#### [STATED GOAL]
Keep the pictures out of the copy and print all the entries below exactly.

[A run of records]
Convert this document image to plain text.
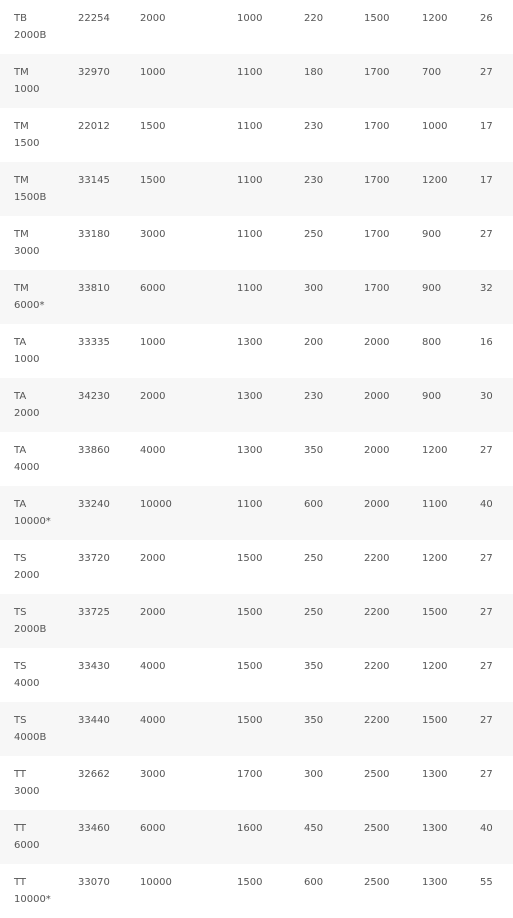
TB
2000B
22254	2000	1000	220	1500	1200	26
TM
1000
32970	1000	1100	180	1700	700	27
TM
1500
22012	1500	1100	230	1700	1000	17
TM
1500B
33145	1500	1100	230	1700	1200	17
TM
3000
33180	3000	1100	250	1700	900	27
TM
6000*
33810	6000	1100	300	1700	900	32
TA
1000
33335	1000	1300	200	2000	800	16
TA
2000
34230	2000	1300	230	2000	900	30
TA
4000
33860	4000	1300	350	2000	1200	27
TA
10000*
33240	10000	1100	600	2000	1100	40
TS
2000
33720	2000	1500	250	2200	1200	27
TS
2000B
33725	2000	1500	250	2200	1500	27
TS
4000
33430	4000	1500	350	2200	1200	27
TS
4000B
33440	4000	1500	350	2200	1500	27
TT
3000
32662	3000	1700	300	2500	1300	27
TT
6000
33460	6000	1600	450	2500	1300	40
TT
10000*
33070	10000	1500	600	2500	1300	55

#### [ANSWER FOR THE TASK]
Convert this document image to plain text.
TB
2000B
22254	2000	1000	220	1500	1200	26
TM
1000
32970	1000	1100	180	1700	700	27
TM
1500
22012	1500	1100	230	1700	1000	17
TM
1500B
33145	1500	1100	230	1700	1200	17
TM
3000
33180	3000	1100	250	1700	900	27
TM
6000*
33810	6000	1100	300	1700	900	32
TA
1000
33335	1000	1300	200	2000	800	16
TA
2000
34230	2000	1300	230	2000	900	30
TA
4000
33860	4000	1300	350	2000	1200	27
TA
10000*
33240	10000	1100	600	2000	1100	40
TS
2000
33720	2000	1500	250	2200	1200	27
TS
2000B
33725	2000	1500	250	2200	1500	27
TS
4000
33430	4000	1500	350	2200	1200	27
TS
4000B
33440	4000	1500	350	2200	1500	27
TT
3000
32662	3000	1700	300	2500	1300	27
TT
6000
33460	6000	1600	450	2500	1300	40
TT
10000*
33070	10000	1500	600	2500	1300	55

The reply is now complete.